* start *

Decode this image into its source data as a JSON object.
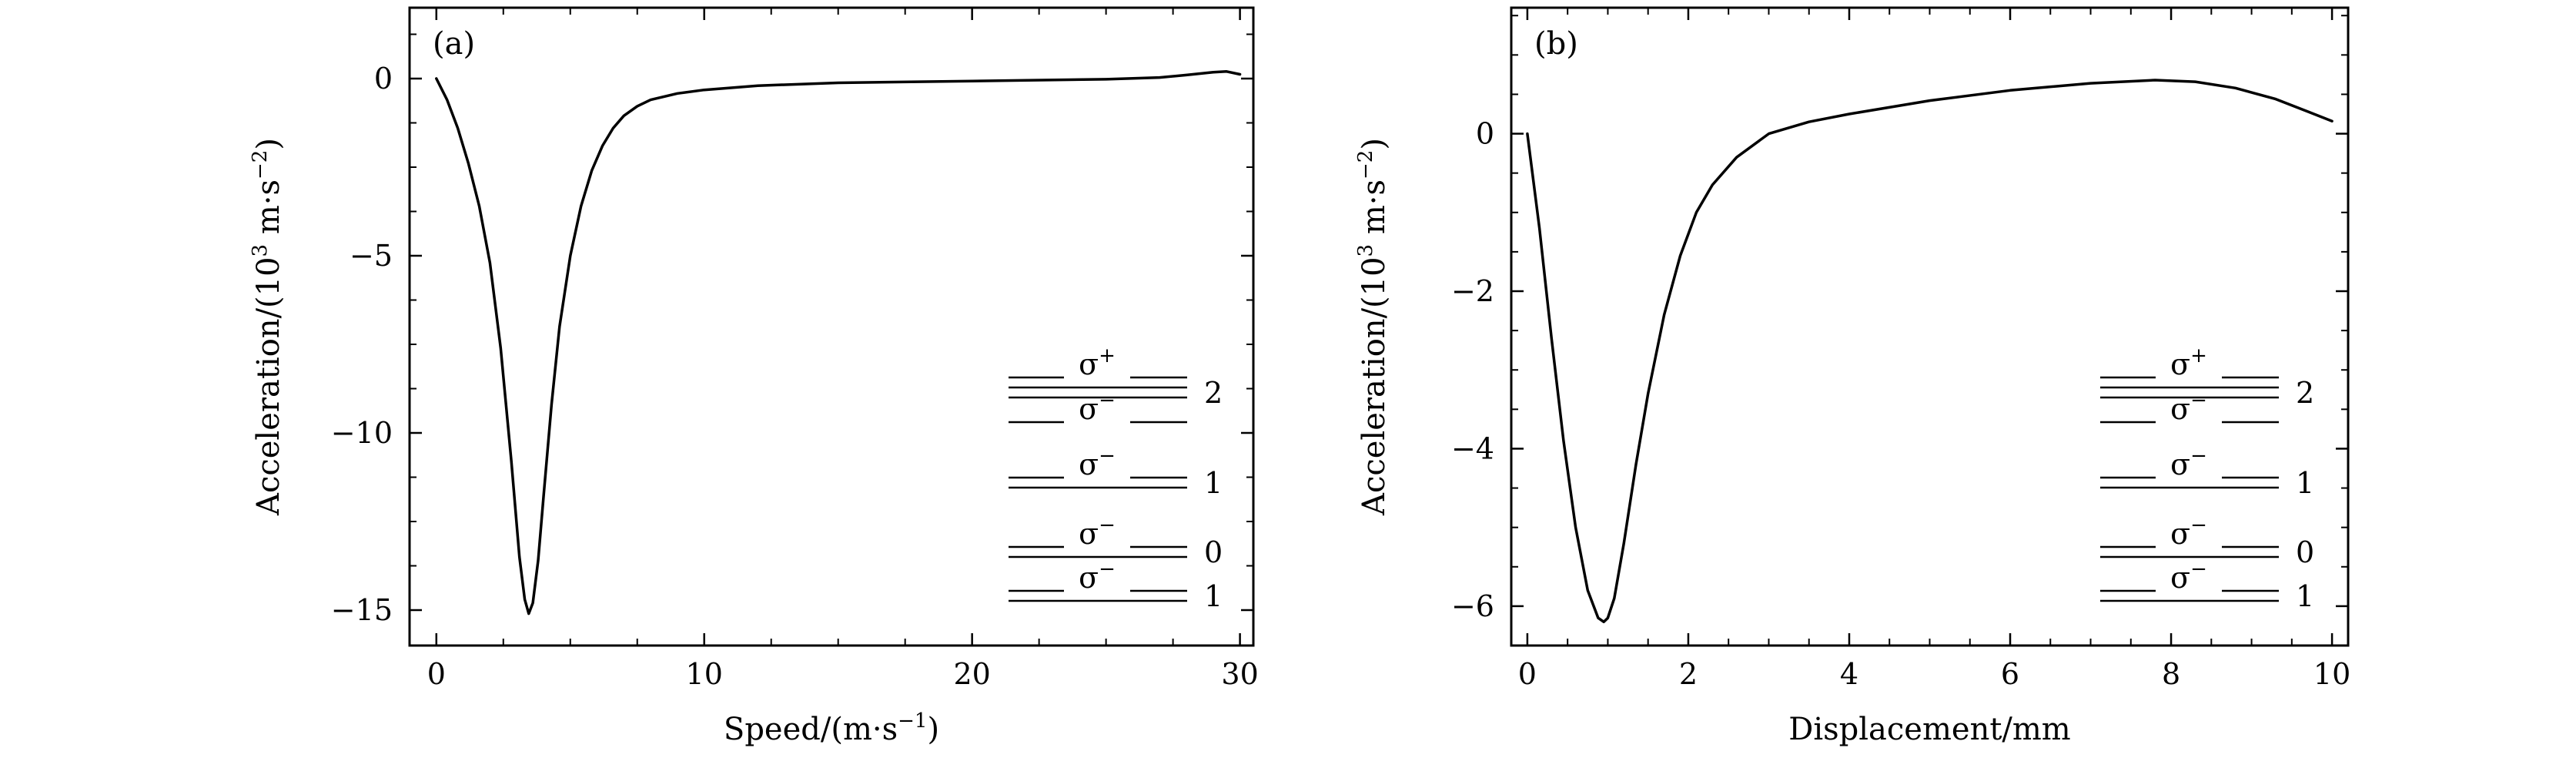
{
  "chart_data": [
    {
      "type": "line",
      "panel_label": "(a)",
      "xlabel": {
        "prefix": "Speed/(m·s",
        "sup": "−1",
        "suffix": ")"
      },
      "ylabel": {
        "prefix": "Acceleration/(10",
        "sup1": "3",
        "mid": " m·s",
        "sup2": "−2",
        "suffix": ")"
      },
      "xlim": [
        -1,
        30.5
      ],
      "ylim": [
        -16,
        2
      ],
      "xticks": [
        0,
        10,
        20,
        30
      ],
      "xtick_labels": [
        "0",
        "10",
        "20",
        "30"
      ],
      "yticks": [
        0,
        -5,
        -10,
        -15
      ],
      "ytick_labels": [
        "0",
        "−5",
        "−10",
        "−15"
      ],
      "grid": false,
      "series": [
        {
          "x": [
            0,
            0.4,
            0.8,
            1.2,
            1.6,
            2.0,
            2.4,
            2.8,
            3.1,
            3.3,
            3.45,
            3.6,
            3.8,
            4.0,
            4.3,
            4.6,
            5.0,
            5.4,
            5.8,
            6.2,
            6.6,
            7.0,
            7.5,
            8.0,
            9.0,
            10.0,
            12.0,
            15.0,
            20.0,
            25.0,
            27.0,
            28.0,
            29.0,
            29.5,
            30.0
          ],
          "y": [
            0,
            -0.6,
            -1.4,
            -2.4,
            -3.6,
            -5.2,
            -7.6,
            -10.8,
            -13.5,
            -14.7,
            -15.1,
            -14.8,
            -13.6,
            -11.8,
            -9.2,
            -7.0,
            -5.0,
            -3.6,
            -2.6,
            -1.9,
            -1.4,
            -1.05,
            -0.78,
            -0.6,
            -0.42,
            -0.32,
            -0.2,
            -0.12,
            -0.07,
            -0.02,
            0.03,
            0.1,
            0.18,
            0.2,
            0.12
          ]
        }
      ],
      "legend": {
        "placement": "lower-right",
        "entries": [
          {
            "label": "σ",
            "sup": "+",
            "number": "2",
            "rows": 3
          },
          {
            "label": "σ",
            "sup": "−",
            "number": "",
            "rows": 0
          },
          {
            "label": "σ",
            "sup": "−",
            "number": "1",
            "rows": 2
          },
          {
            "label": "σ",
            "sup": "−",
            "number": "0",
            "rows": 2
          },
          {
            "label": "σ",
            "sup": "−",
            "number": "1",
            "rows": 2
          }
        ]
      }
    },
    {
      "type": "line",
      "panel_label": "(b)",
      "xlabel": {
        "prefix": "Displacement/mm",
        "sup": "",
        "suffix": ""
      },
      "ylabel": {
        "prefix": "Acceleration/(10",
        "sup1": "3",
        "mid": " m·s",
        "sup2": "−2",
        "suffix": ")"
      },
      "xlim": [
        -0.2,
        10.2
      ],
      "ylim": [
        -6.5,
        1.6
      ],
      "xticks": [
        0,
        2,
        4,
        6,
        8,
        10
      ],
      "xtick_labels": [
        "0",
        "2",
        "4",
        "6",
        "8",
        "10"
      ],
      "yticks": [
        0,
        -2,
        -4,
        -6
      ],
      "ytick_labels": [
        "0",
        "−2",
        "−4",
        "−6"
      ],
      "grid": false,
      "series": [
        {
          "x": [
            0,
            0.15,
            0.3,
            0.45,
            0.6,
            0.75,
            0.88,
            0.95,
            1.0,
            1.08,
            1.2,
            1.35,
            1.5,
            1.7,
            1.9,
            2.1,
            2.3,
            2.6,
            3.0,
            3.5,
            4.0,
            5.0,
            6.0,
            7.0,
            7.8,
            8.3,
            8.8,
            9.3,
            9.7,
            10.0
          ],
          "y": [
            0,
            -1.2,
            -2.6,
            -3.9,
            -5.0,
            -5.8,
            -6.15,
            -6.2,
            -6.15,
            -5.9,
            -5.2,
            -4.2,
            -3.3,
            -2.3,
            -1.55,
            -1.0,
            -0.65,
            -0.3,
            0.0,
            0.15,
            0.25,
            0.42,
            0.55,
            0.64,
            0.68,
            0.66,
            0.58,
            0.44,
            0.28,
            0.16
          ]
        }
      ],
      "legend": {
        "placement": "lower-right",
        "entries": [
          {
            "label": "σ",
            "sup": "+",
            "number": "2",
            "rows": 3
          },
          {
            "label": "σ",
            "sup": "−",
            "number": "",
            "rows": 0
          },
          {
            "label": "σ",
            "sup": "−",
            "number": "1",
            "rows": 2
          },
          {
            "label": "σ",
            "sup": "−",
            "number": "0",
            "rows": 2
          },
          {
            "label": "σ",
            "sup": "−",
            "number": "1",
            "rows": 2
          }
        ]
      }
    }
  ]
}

* end *

Task brief: Transcribe the entries above verbatim, omitting their pictures.

Answer to this problem:
Decode this image into its source data as a JSON object.
{
  "chart_data": [
    {
      "type": "line",
      "panel_label": "(a)",
      "xlabel": {
        "prefix": "Speed/(m·s",
        "sup": "−1",
        "suffix": ")"
      },
      "ylabel": {
        "prefix": "Acceleration/(10",
        "sup1": "3",
        "mid": " m·s",
        "sup2": "−2",
        "suffix": ")"
      },
      "xlim": [
        -1,
        30.5
      ],
      "ylim": [
        -16,
        2
      ],
      "xticks": [
        0,
        10,
        20,
        30
      ],
      "xtick_labels": [
        "0",
        "10",
        "20",
        "30"
      ],
      "yticks": [
        0,
        -5,
        -10,
        -15
      ],
      "ytick_labels": [
        "0",
        "−5",
        "−10",
        "−15"
      ],
      "grid": false,
      "series": [
        {
          "x": [
            0,
            0.4,
            0.8,
            1.2,
            1.6,
            2.0,
            2.4,
            2.8,
            3.1,
            3.3,
            3.45,
            3.6,
            3.8,
            4.0,
            4.3,
            4.6,
            5.0,
            5.4,
            5.8,
            6.2,
            6.6,
            7.0,
            7.5,
            8.0,
            9.0,
            10.0,
            12.0,
            15.0,
            20.0,
            25.0,
            27.0,
            28.0,
            29.0,
            29.5,
            30.0
          ],
          "y": [
            0,
            -0.6,
            -1.4,
            -2.4,
            -3.6,
            -5.2,
            -7.6,
            -10.8,
            -13.5,
            -14.7,
            -15.1,
            -14.8,
            -13.6,
            -11.8,
            -9.2,
            -7.0,
            -5.0,
            -3.6,
            -2.6,
            -1.9,
            -1.4,
            -1.05,
            -0.78,
            -0.6,
            -0.42,
            -0.32,
            -0.2,
            -0.12,
            -0.07,
            -0.02,
            0.03,
            0.1,
            0.18,
            0.2,
            0.12
          ]
        }
      ],
      "legend": {
        "placement": "lower-right",
        "entries": [
          {
            "label": "σ",
            "sup": "+",
            "number": "2",
            "rows": 3
          },
          {
            "label": "σ",
            "sup": "−",
            "number": "",
            "rows": 0
          },
          {
            "label": "σ",
            "sup": "−",
            "number": "1",
            "rows": 2
          },
          {
            "label": "σ",
            "sup": "−",
            "number": "0",
            "rows": 2
          },
          {
            "label": "σ",
            "sup": "−",
            "number": "1",
            "rows": 2
          }
        ]
      }
    },
    {
      "type": "line",
      "panel_label": "(b)",
      "xlabel": {
        "prefix": "Displacement/mm",
        "sup": "",
        "suffix": ""
      },
      "ylabel": {
        "prefix": "Acceleration/(10",
        "sup1": "3",
        "mid": " m·s",
        "sup2": "−2",
        "suffix": ")"
      },
      "xlim": [
        -0.2,
        10.2
      ],
      "ylim": [
        -6.5,
        1.6
      ],
      "xticks": [
        0,
        2,
        4,
        6,
        8,
        10
      ],
      "xtick_labels": [
        "0",
        "2",
        "4",
        "6",
        "8",
        "10"
      ],
      "yticks": [
        0,
        -2,
        -4,
        -6
      ],
      "ytick_labels": [
        "0",
        "−2",
        "−4",
        "−6"
      ],
      "grid": false,
      "series": [
        {
          "x": [
            0,
            0.15,
            0.3,
            0.45,
            0.6,
            0.75,
            0.88,
            0.95,
            1.0,
            1.08,
            1.2,
            1.35,
            1.5,
            1.7,
            1.9,
            2.1,
            2.3,
            2.6,
            3.0,
            3.5,
            4.0,
            5.0,
            6.0,
            7.0,
            7.8,
            8.3,
            8.8,
            9.3,
            9.7,
            10.0
          ],
          "y": [
            0,
            -1.2,
            -2.6,
            -3.9,
            -5.0,
            -5.8,
            -6.15,
            -6.2,
            -6.15,
            -5.9,
            -5.2,
            -4.2,
            -3.3,
            -2.3,
            -1.55,
            -1.0,
            -0.65,
            -0.3,
            0.0,
            0.15,
            0.25,
            0.42,
            0.55,
            0.64,
            0.68,
            0.66,
            0.58,
            0.44,
            0.28,
            0.16
          ]
        }
      ],
      "legend": {
        "placement": "lower-right",
        "entries": [
          {
            "label": "σ",
            "sup": "+",
            "number": "2",
            "rows": 3
          },
          {
            "label": "σ",
            "sup": "−",
            "number": "",
            "rows": 0
          },
          {
            "label": "σ",
            "sup": "−",
            "number": "1",
            "rows": 2
          },
          {
            "label": "σ",
            "sup": "−",
            "number": "0",
            "rows": 2
          },
          {
            "label": "σ",
            "sup": "−",
            "number": "1",
            "rows": 2
          }
        ]
      }
    }
  ]
}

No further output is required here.